WHAT IS REQUIRED. A line counts if it contains the word "不同药物联合不良反应发生情况" at least once. State how many such lines the records contain, giving the number alone.

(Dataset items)
---

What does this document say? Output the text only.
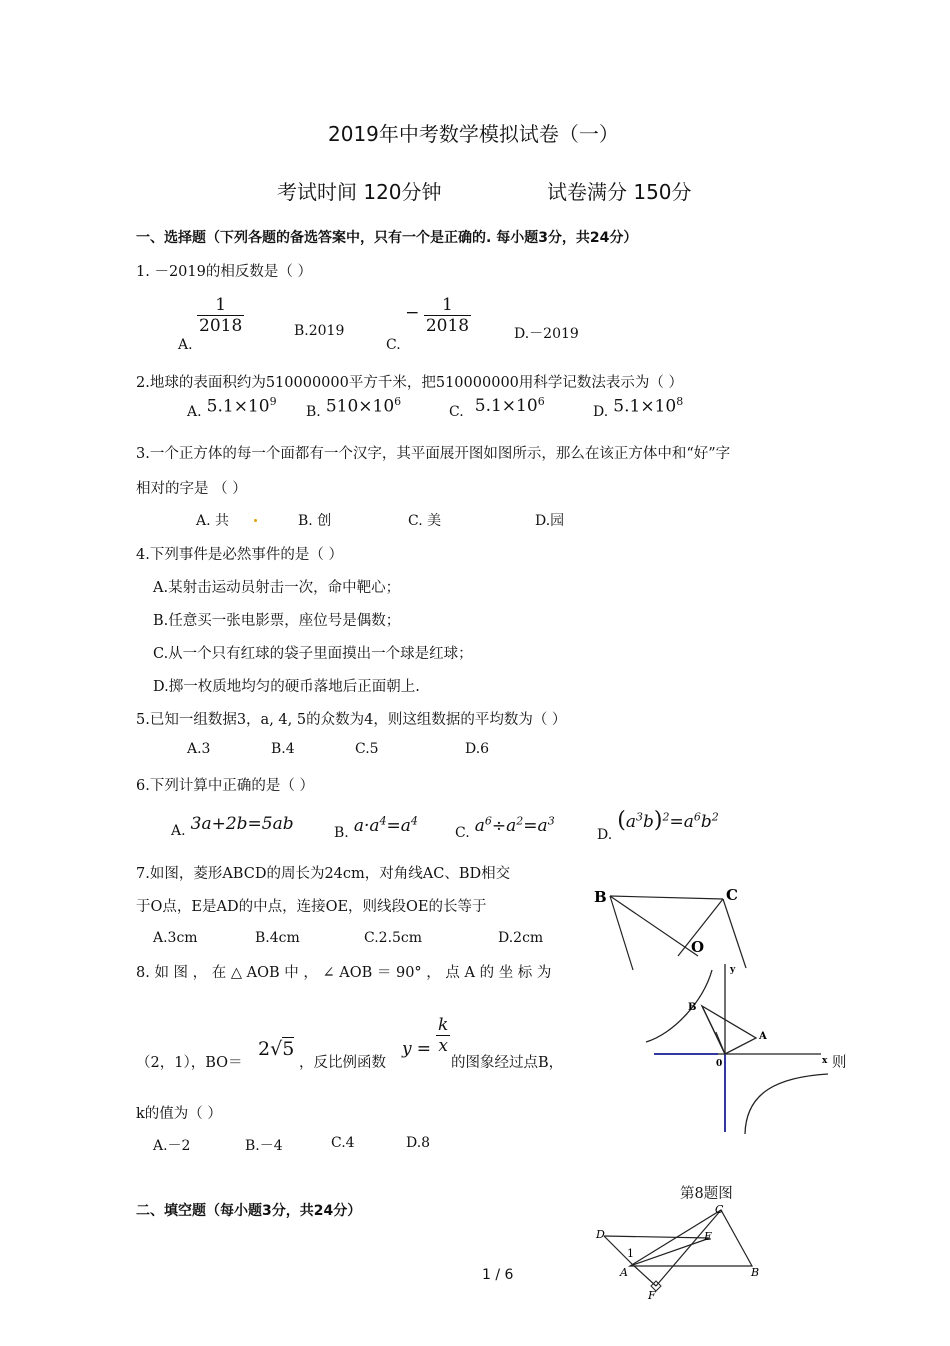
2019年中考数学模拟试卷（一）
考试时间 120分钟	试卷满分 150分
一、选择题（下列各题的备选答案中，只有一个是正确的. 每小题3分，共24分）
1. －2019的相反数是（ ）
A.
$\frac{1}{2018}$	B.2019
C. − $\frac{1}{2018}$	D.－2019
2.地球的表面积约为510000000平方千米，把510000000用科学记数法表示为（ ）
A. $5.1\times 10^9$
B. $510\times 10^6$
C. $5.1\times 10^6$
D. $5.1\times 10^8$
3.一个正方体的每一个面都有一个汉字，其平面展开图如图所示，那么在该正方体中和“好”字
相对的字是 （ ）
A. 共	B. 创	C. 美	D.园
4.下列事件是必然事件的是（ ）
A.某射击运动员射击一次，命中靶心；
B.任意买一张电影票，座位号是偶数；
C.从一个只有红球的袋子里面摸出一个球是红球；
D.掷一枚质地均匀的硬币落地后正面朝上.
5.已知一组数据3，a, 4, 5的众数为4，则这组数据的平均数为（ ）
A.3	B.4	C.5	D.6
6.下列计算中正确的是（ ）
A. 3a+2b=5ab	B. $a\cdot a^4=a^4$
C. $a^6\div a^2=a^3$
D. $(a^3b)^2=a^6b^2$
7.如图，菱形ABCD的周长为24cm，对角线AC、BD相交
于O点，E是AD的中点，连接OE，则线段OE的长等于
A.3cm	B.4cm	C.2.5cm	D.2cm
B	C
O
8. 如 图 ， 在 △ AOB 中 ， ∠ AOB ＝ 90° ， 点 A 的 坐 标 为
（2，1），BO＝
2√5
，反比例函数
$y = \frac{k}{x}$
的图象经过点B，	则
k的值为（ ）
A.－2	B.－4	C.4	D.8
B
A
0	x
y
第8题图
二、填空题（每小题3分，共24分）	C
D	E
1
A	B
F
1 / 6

---

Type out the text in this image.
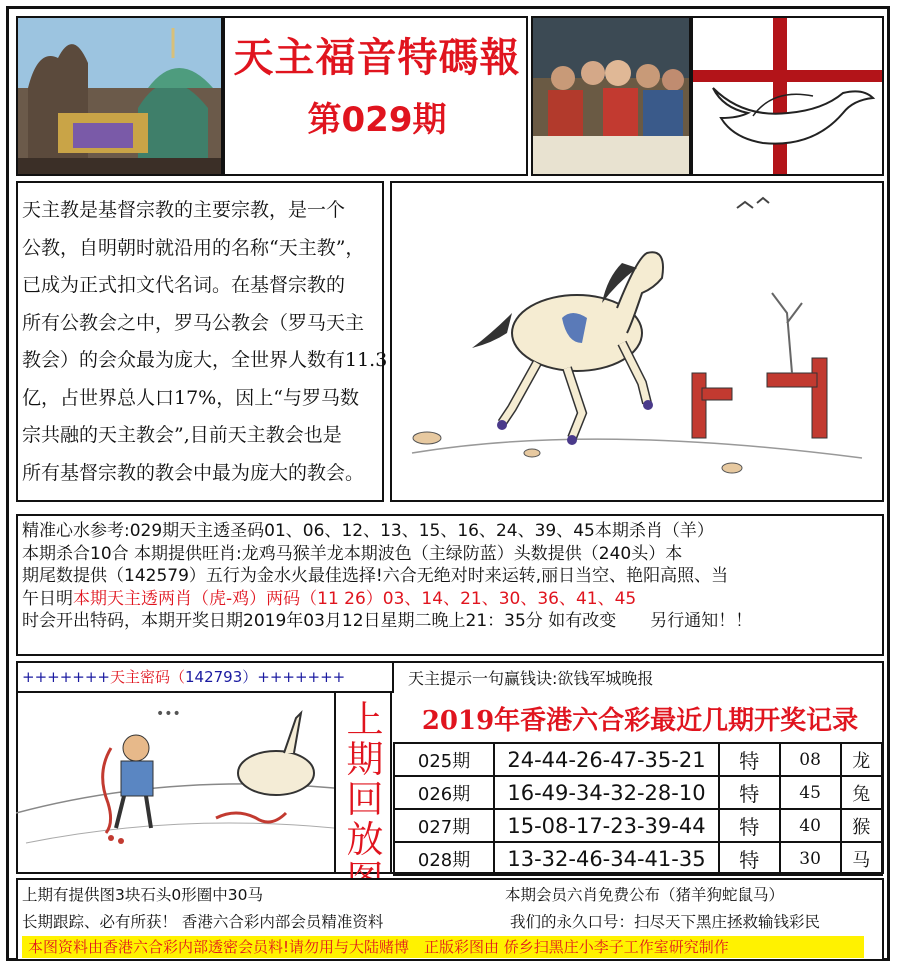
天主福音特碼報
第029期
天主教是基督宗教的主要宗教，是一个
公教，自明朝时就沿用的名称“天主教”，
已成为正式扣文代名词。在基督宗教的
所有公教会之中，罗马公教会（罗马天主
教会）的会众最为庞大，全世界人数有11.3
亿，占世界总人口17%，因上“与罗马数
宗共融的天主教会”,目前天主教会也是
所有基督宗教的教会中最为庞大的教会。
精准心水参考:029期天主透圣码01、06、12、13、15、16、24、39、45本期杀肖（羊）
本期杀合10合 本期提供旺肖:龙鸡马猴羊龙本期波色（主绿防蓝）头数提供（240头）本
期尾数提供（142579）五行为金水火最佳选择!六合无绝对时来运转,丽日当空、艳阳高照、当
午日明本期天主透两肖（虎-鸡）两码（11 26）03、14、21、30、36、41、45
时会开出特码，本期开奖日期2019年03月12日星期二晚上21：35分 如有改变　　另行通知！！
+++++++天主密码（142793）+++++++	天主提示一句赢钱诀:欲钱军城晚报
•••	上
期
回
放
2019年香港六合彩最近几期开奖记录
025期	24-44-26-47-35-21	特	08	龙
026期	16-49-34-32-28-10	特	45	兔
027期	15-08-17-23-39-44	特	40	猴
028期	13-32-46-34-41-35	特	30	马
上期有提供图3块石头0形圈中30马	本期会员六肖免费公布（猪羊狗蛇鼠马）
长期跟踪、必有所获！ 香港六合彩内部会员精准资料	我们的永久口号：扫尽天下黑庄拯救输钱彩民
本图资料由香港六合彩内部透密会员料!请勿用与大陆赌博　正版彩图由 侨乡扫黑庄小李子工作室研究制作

---

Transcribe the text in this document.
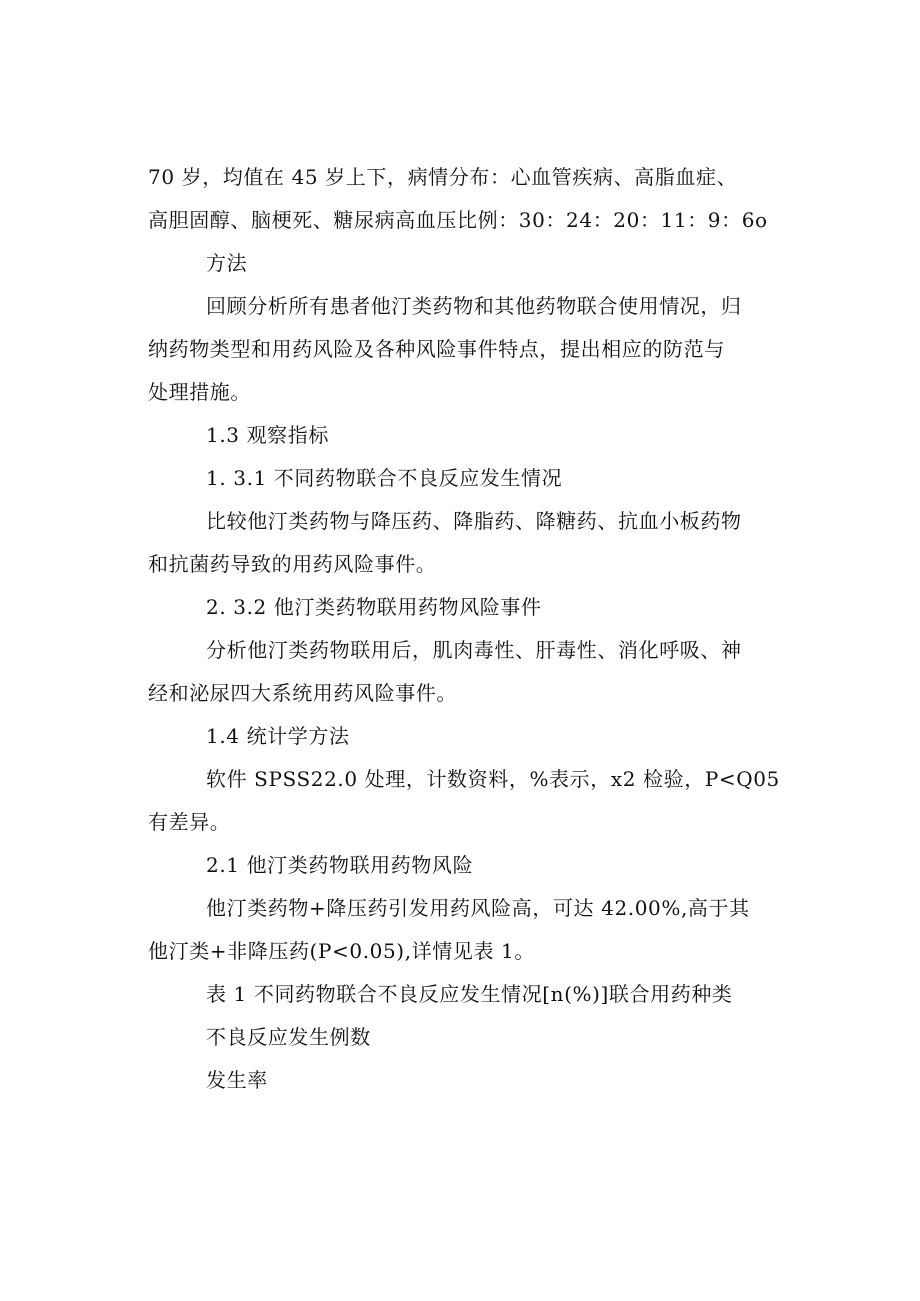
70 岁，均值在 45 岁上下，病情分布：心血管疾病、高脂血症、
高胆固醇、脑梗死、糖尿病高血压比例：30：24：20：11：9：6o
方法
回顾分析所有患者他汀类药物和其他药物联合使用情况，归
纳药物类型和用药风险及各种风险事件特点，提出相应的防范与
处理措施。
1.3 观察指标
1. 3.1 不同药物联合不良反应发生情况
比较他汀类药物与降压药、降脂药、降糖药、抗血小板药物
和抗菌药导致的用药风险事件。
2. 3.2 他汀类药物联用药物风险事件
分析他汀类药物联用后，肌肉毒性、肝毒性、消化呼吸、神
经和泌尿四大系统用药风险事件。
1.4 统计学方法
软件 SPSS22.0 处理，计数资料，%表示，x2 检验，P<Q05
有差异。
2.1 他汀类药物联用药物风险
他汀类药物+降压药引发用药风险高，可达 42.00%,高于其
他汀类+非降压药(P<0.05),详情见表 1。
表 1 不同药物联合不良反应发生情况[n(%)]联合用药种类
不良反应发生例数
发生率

---

SOLUTION FOR THIS PROBLEM. 2